(Records from a data collection)
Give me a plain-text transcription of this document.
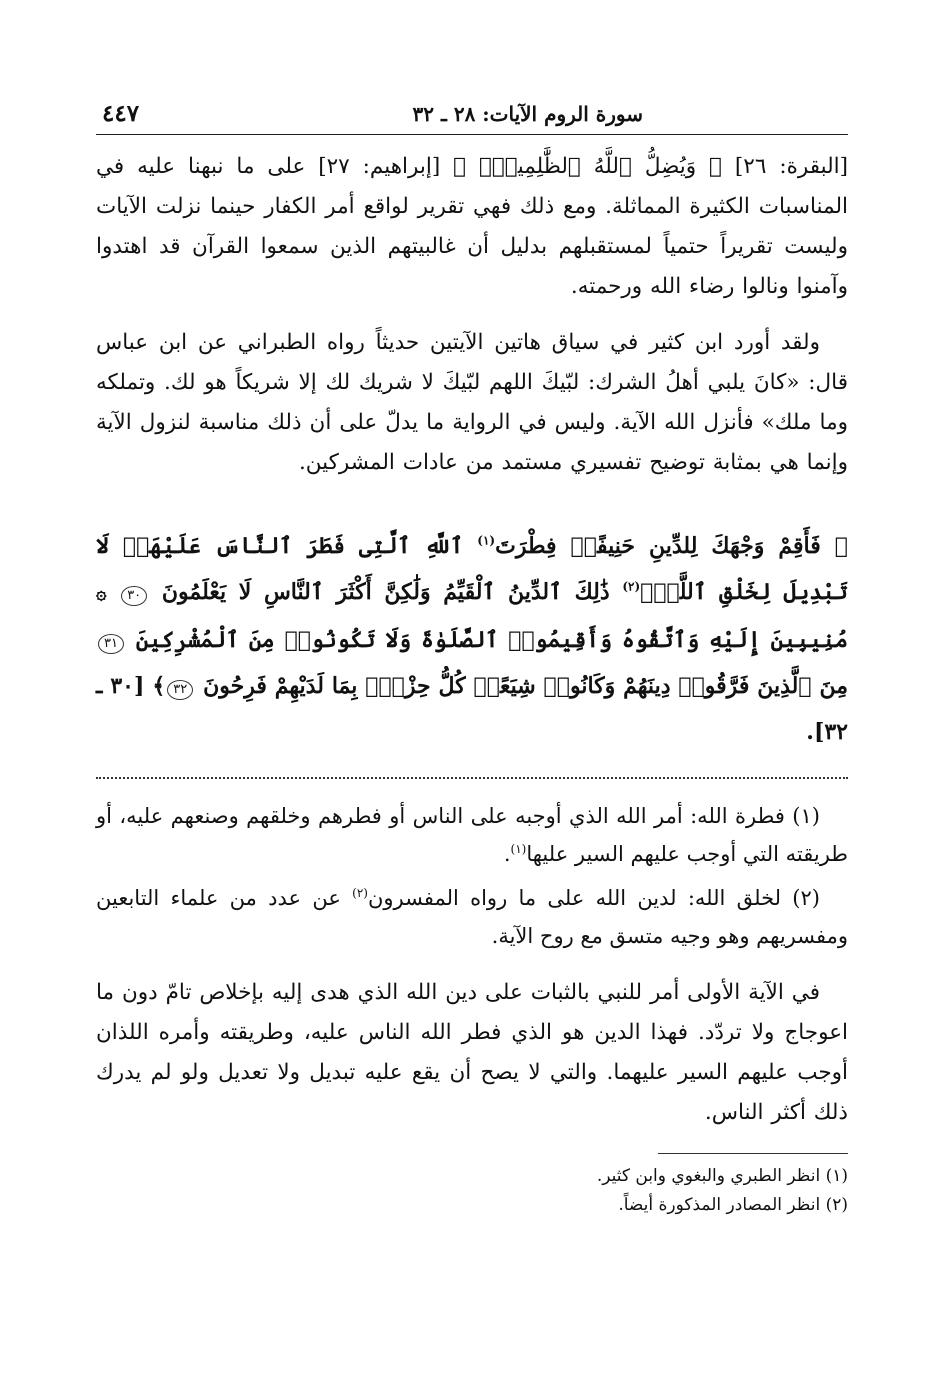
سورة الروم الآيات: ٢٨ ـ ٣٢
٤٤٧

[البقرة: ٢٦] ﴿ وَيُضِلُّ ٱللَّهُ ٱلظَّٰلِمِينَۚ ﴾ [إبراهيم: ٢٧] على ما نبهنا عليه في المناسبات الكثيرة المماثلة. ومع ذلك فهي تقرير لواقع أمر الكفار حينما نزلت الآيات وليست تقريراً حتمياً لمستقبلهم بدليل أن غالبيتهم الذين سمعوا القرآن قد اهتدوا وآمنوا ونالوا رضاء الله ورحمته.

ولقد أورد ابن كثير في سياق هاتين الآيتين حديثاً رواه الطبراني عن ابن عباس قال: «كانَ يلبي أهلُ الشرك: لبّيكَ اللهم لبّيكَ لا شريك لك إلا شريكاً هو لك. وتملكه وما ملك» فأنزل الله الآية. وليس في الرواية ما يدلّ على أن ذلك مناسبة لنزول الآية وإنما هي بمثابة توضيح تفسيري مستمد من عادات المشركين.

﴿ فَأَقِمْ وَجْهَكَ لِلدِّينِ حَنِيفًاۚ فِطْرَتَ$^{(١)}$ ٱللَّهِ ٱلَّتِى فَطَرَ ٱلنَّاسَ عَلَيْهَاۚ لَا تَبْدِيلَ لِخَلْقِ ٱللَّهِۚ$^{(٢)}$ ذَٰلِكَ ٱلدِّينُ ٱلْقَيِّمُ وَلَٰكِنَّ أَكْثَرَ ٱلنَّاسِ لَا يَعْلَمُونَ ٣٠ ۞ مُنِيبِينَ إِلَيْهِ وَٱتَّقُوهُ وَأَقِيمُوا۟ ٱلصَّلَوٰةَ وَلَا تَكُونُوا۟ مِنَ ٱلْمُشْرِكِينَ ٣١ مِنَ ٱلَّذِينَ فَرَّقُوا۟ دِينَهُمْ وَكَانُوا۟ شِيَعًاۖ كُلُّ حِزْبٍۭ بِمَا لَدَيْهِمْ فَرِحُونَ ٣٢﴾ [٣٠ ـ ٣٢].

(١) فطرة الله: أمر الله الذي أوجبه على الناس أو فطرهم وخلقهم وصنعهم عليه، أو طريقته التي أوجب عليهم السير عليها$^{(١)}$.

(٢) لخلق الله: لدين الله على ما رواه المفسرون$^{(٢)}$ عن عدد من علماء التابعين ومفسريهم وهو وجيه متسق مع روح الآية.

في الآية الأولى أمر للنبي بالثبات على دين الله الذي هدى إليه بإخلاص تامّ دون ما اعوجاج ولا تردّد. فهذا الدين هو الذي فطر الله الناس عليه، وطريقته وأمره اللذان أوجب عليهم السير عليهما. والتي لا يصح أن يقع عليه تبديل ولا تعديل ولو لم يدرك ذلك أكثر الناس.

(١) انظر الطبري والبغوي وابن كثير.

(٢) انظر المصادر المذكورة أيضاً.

--

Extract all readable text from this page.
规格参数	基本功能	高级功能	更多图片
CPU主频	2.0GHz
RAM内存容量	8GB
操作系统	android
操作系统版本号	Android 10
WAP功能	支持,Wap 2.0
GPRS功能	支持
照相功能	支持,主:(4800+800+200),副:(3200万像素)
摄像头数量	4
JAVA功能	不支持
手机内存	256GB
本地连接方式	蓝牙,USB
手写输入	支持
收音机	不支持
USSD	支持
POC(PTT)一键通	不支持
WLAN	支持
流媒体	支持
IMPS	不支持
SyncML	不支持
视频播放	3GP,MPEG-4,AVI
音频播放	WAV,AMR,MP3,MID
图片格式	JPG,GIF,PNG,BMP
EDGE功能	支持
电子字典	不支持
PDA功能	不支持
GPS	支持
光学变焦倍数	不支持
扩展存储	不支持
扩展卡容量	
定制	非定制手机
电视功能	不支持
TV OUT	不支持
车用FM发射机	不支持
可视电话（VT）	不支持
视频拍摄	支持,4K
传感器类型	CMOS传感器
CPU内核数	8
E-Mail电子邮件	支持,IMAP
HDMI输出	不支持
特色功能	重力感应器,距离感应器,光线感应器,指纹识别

...

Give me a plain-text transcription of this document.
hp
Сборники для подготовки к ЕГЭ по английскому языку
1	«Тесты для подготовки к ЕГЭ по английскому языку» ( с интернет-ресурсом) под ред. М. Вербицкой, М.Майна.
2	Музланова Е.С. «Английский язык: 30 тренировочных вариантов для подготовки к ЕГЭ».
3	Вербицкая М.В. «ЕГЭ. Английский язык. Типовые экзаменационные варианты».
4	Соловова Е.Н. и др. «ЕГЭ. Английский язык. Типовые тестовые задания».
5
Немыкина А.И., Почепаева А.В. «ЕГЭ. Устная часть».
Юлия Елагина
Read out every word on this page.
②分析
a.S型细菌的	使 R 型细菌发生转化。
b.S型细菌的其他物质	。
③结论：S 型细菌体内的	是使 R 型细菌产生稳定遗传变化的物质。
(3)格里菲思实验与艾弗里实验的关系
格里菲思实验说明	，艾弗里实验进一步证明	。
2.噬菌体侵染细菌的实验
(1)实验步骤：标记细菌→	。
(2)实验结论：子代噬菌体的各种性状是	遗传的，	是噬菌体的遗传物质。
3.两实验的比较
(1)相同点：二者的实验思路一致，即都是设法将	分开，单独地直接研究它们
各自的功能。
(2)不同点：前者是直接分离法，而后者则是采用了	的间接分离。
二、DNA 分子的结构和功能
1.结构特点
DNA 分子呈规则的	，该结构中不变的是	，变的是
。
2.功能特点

● **Directions**:
Go through the listing above and locate each line that holds the word "انظر". Copy those lines.

● **Exercise solution**:
(١) انظر الطبري والبغوي وابن كثير.
(٢) انظر المصادر المذكورة أيضاً.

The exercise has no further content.